• _Description of the task_
Write out only the lines running from the one that contains "Extract the structured" to the end of the material, both ends included.

• _Material shown_
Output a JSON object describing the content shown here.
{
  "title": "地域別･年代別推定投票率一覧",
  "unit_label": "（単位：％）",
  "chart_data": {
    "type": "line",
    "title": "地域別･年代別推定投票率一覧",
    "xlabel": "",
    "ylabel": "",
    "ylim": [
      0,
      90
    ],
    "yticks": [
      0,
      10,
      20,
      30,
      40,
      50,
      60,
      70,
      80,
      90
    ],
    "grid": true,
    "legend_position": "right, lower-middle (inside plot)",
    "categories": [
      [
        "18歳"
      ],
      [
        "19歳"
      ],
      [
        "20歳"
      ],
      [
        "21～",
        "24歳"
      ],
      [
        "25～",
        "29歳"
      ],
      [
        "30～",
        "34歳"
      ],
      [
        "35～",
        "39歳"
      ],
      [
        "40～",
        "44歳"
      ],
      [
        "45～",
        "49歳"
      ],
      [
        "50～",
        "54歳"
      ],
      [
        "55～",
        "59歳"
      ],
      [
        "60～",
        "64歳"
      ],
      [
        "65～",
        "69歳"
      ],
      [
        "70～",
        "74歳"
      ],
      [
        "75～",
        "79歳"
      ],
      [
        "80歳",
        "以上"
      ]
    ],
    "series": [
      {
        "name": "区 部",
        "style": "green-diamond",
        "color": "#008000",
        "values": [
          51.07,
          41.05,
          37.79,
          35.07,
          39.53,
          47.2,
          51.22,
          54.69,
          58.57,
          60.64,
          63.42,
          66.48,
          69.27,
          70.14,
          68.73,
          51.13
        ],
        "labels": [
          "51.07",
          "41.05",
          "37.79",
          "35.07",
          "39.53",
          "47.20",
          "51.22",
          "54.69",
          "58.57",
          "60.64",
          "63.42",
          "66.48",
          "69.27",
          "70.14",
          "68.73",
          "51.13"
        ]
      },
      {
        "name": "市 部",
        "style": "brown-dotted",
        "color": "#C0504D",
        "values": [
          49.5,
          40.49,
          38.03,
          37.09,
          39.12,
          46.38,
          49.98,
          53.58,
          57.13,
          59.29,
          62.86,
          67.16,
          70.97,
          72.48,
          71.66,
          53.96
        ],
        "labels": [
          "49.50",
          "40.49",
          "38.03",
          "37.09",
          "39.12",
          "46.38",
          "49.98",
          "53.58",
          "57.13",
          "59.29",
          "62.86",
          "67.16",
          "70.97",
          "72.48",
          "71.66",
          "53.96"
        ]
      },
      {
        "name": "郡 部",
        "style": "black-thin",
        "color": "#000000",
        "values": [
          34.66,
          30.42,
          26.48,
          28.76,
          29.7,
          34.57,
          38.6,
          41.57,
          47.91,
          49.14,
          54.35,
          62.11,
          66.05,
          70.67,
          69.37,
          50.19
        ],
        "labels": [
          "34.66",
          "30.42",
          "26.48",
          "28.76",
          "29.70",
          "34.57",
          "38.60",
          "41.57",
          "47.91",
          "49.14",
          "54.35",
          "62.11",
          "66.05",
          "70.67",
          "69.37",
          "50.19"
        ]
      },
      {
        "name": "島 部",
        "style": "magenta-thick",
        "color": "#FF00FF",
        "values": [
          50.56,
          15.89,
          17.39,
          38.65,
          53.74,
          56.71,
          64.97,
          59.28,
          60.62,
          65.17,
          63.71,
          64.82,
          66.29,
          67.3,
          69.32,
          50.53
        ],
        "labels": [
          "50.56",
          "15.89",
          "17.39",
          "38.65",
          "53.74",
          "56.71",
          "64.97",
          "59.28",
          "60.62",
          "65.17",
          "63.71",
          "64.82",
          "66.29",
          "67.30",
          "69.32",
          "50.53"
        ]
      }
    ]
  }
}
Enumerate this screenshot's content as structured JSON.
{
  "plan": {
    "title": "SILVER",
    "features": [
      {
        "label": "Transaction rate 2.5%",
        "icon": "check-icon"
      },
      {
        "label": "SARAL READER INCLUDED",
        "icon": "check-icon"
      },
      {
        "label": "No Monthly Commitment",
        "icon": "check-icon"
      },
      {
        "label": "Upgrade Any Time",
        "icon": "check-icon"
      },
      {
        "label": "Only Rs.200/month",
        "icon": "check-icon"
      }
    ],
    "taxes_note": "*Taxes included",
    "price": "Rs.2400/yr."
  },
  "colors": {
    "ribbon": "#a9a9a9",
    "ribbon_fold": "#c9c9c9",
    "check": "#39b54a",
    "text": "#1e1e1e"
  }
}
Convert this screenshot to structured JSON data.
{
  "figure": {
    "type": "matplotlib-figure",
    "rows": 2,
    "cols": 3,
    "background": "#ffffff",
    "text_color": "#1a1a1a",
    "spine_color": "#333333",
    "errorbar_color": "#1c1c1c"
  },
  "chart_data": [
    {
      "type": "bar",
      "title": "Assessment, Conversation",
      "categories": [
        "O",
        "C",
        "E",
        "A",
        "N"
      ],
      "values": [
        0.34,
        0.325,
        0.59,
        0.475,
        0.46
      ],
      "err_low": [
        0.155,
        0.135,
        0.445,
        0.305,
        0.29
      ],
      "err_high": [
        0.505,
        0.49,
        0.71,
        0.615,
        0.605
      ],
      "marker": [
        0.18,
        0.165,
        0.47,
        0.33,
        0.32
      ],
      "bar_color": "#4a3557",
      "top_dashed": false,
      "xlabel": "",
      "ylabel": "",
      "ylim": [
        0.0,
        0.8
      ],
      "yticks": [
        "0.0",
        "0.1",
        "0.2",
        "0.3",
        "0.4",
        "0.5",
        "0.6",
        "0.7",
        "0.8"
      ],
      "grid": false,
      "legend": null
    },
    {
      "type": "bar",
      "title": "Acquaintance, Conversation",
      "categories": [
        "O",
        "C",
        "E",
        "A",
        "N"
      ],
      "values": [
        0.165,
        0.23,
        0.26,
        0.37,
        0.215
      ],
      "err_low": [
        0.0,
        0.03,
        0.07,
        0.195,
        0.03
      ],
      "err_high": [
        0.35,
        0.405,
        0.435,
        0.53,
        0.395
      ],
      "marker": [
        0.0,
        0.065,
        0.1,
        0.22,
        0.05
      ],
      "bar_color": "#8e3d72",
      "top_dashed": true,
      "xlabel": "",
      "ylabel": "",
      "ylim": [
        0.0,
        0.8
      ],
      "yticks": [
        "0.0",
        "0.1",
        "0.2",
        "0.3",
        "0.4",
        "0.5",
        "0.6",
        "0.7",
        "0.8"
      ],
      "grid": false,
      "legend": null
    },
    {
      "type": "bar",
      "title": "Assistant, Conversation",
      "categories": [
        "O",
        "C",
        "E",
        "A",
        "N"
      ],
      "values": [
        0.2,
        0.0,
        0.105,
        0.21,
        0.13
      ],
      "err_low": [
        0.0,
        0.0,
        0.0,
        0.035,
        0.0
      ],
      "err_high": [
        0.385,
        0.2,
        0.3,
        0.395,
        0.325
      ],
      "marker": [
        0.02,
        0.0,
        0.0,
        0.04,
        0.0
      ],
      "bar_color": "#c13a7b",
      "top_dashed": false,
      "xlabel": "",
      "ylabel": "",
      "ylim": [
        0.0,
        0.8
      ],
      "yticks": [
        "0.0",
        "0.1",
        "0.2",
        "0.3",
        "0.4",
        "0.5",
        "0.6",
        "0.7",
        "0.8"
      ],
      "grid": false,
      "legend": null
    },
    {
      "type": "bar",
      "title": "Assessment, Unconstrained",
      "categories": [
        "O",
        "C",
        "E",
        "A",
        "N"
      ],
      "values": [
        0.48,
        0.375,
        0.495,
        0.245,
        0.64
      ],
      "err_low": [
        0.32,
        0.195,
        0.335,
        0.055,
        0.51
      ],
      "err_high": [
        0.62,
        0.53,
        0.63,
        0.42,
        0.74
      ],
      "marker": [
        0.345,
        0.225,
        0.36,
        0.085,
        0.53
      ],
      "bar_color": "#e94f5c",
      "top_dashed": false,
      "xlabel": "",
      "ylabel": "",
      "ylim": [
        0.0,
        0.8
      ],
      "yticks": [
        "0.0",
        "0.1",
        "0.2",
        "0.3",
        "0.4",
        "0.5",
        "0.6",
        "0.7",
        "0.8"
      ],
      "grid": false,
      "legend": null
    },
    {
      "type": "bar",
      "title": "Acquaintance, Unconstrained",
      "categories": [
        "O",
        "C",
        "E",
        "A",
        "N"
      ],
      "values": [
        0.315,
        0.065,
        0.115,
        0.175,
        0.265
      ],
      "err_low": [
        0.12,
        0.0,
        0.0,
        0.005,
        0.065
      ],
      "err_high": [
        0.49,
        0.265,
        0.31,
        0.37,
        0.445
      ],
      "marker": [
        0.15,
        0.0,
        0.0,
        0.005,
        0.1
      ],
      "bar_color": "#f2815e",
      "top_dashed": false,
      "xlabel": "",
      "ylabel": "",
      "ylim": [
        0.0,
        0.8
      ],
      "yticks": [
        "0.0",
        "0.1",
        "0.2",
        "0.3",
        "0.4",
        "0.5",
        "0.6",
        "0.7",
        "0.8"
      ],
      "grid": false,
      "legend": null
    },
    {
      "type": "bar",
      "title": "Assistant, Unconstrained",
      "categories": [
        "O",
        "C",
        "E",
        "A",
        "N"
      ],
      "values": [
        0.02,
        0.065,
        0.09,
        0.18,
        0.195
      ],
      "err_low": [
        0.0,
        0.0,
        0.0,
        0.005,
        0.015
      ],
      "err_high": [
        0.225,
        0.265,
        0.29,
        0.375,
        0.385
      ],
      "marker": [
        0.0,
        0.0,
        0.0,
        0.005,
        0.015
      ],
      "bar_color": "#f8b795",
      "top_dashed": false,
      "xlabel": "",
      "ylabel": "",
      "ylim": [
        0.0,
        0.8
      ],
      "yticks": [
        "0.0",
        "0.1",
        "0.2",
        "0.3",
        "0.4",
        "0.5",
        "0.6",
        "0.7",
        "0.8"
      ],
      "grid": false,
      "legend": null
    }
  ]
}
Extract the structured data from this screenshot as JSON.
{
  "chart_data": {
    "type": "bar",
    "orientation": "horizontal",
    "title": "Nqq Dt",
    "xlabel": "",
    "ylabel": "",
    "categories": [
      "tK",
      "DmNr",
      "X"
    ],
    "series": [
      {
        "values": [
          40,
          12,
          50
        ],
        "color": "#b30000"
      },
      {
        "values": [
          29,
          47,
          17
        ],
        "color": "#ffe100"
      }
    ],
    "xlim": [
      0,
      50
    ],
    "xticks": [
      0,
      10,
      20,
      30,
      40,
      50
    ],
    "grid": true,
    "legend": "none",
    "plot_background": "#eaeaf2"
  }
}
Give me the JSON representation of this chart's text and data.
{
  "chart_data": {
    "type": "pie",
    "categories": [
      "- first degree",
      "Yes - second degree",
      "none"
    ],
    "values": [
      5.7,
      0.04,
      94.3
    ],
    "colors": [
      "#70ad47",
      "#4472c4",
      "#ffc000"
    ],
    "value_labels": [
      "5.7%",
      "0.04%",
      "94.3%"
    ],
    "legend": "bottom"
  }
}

• _Result of this exercise_
Extract the structured data from this screenshot as JSON.
{
  "chart_data": {
    "type": "bar",
    "orientation": "horizontal",
    "title": "Nqq Dt",
    "xlabel": "",
    "ylabel": "",
    "categories": [
      "tK",
      "DmNr",
      "X"
    ],
    "series": [
      {
        "values": [
          40,
          12,
          50
        ],
        "color": "#b30000"
      },
      {
        "values": [
          29,
          47,
          17
        ],
        "color": "#ffe100"
      }
    ],
    "xlim": [
      0,
      50
    ],
    "xticks": [
      0,
      10,
      20,
      30,
      40,
      50
    ],
    "grid": true,
    "legend": "none",
    "plot_background": "#eaeaf2"
  }
}
Give me the JSON representation of this chart's text and data.
{
  "chart_data": {
    "type": "pie",
    "categories": [
      "- first degree",
      "Yes - second degree",
      "none"
    ],
    "values": [
      5.7,
      0.04,
      94.3
    ],
    "colors": [
      "#70ad47",
      "#4472c4",
      "#ffc000"
    ],
    "value_labels": [
      "5.7%",
      "0.04%",
      "94.3%"
    ],
    "legend": "bottom"
  }
}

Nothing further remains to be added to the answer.